= AIM =
Find the lines with the string "Booklet" and return them.

= TASK MATERIAL =

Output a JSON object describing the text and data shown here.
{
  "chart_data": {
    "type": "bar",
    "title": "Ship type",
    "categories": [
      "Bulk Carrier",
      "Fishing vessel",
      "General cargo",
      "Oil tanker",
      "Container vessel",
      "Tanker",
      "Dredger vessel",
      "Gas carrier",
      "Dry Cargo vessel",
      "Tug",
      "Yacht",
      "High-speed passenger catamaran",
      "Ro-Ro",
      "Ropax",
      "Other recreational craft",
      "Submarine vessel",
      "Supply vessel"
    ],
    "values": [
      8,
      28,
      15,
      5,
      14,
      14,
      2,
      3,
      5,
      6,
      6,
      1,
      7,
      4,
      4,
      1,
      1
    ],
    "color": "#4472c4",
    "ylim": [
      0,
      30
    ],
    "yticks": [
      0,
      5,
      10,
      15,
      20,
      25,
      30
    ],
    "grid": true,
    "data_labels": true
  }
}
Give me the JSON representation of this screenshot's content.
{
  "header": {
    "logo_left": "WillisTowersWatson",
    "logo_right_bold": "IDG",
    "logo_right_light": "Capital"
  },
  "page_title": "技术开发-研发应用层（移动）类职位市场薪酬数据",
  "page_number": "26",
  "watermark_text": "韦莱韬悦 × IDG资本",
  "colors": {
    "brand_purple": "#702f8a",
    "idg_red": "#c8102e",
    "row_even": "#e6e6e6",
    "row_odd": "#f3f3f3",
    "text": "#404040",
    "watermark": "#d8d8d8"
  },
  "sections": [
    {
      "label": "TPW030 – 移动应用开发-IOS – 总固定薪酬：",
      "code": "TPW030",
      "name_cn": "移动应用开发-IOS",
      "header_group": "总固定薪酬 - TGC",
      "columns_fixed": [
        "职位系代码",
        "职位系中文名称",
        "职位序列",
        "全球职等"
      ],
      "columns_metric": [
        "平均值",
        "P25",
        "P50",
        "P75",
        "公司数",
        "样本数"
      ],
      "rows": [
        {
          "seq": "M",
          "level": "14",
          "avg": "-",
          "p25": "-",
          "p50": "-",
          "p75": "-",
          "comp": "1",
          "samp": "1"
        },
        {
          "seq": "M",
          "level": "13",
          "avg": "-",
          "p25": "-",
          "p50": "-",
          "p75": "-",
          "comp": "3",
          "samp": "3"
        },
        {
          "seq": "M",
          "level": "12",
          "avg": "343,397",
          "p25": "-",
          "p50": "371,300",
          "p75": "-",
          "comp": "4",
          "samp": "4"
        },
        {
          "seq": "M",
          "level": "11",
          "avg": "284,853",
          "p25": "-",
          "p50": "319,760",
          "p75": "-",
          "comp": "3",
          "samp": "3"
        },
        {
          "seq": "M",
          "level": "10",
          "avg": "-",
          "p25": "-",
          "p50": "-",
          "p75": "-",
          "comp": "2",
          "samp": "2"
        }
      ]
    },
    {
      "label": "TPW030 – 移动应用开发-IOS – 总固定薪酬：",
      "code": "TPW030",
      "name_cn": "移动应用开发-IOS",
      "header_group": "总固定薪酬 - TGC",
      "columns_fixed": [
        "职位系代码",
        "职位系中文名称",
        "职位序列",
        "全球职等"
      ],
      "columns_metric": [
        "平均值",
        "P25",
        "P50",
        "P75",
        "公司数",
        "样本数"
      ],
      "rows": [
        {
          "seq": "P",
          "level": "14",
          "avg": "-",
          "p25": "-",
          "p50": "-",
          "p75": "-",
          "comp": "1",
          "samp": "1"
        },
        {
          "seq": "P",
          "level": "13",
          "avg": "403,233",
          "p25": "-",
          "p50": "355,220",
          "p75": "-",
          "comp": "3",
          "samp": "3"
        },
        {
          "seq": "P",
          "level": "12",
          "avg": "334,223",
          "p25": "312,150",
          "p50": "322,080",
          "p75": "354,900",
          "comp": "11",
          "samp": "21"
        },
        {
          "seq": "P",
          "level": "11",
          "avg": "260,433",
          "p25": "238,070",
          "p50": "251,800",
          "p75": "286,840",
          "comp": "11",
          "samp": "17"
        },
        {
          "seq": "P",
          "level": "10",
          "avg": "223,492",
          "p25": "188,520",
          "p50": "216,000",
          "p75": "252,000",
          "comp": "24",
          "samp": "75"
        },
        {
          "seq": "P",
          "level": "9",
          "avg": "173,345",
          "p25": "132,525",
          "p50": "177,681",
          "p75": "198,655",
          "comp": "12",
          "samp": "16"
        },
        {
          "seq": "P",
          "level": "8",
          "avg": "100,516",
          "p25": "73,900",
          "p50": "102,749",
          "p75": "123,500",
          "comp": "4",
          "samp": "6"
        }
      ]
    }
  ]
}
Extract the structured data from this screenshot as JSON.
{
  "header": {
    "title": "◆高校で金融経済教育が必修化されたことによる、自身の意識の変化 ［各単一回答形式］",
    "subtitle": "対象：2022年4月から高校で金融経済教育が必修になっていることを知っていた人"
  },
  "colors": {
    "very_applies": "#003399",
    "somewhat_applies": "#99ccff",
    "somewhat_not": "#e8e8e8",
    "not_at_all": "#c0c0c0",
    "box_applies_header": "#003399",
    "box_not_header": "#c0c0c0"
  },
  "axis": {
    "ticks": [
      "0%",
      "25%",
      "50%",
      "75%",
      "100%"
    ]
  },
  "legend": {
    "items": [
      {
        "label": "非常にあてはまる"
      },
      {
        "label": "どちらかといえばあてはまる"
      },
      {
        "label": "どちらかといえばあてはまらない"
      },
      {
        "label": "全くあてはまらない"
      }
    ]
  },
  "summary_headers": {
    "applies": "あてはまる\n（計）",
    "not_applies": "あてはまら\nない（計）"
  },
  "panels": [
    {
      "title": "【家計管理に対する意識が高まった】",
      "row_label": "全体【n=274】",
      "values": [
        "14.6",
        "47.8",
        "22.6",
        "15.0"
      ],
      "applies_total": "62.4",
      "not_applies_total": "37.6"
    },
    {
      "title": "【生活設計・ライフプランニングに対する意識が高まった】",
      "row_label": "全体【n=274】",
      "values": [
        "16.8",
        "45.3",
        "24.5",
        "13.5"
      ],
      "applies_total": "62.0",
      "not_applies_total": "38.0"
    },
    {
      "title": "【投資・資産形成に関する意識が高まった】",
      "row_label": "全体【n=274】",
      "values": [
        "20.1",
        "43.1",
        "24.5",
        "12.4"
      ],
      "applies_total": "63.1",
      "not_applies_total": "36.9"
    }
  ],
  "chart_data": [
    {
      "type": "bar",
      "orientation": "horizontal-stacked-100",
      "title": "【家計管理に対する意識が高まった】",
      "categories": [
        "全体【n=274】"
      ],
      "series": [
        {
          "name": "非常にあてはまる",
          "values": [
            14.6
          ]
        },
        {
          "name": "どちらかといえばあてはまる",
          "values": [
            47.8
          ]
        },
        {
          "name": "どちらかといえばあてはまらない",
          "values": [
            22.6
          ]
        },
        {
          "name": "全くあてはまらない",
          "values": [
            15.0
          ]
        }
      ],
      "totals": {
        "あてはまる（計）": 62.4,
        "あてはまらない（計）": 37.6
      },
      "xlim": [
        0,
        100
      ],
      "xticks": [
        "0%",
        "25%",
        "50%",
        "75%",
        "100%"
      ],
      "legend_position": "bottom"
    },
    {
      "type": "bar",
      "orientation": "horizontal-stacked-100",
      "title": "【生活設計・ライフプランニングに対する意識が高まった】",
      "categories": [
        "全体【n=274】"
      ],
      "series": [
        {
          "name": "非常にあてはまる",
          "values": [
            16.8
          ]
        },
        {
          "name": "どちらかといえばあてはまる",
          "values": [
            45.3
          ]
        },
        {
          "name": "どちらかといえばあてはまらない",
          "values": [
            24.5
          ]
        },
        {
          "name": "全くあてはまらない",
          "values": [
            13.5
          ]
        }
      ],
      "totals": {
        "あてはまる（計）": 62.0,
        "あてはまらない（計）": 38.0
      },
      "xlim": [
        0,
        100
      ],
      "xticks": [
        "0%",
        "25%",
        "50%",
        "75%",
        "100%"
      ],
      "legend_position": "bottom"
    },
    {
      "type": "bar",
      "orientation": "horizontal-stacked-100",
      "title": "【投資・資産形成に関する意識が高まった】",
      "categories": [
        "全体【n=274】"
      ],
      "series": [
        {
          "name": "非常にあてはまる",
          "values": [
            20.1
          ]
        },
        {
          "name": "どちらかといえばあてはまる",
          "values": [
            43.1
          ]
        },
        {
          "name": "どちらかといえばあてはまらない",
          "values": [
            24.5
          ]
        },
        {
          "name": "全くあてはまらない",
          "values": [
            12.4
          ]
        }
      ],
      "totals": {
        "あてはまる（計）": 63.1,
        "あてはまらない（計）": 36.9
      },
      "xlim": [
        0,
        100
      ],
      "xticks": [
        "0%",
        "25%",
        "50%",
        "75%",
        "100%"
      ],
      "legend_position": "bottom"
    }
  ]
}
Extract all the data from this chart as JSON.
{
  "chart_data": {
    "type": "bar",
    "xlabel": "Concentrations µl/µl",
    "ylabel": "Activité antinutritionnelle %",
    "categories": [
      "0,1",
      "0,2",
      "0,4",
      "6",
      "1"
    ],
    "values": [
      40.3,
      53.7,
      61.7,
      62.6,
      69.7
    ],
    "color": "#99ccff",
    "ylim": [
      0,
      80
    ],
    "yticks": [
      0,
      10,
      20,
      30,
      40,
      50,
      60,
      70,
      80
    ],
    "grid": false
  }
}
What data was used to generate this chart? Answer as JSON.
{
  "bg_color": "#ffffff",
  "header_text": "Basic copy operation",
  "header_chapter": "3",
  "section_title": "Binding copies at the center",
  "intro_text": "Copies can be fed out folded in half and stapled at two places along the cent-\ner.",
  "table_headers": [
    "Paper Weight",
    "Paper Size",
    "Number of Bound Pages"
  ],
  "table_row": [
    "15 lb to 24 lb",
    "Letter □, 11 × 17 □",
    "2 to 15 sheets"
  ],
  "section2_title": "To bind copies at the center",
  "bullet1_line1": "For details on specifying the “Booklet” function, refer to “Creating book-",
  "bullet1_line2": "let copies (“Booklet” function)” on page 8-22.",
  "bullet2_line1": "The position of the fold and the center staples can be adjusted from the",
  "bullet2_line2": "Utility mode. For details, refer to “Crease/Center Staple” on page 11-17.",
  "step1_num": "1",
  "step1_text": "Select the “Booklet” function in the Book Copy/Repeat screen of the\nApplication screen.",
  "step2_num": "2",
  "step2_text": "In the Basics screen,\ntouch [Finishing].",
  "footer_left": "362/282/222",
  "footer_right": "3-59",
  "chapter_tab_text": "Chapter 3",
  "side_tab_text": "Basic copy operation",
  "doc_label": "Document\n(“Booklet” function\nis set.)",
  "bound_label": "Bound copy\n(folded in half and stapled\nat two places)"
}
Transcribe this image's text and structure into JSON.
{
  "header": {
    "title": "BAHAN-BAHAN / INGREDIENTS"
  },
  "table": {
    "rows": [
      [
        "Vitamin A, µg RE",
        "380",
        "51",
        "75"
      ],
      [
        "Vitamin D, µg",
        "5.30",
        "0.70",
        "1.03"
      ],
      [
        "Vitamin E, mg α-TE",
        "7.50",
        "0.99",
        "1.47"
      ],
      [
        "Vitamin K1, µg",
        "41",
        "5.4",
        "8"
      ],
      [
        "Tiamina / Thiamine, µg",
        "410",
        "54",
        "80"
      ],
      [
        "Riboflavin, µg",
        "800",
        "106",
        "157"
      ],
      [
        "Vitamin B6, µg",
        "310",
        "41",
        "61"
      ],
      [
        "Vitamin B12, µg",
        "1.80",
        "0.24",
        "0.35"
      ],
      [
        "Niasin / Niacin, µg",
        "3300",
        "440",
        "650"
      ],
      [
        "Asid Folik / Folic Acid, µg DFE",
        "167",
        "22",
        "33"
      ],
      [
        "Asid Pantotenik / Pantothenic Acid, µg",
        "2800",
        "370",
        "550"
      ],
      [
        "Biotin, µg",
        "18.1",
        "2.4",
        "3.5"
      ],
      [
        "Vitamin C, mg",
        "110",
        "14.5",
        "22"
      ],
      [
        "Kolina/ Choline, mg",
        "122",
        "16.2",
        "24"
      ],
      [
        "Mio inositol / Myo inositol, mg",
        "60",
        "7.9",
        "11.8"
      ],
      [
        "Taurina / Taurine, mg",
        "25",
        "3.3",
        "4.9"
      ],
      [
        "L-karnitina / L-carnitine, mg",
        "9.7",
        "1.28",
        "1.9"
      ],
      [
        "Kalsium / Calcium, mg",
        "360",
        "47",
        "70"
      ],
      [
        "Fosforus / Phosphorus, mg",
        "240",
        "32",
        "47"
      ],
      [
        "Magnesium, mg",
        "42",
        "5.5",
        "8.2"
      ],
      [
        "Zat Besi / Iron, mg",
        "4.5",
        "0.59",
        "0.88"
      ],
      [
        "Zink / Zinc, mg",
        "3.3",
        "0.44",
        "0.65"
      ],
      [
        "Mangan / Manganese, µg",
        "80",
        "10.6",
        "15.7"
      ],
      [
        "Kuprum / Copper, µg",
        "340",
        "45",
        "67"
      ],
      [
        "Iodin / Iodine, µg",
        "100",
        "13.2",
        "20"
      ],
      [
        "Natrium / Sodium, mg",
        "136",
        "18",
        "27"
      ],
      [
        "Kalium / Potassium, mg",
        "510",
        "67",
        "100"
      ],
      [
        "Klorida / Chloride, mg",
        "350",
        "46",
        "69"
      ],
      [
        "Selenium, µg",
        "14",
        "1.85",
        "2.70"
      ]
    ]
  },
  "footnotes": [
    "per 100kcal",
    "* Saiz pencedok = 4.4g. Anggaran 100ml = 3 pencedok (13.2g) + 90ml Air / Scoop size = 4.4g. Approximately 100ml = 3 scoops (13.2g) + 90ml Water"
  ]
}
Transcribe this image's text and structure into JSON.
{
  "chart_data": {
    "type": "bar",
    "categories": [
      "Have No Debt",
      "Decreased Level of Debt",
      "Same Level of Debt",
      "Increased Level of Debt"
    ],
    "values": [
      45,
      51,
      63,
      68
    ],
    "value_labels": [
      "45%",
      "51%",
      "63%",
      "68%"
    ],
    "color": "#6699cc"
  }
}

= ANSWER TO THIS PROBLEM =
  "bullet1_line1": "For details on specifying the “Booklet” function, refer to “Creating book-",
  "bullet1_line2": "let copies (“Booklet” function)” on page 8-22.",
  "step1_text": "Select the “Booklet” function in the Book Copy/Repeat screen of the\nApplication screen.",
  "doc_label": "Document\n(“Booklet” function\nis set.)",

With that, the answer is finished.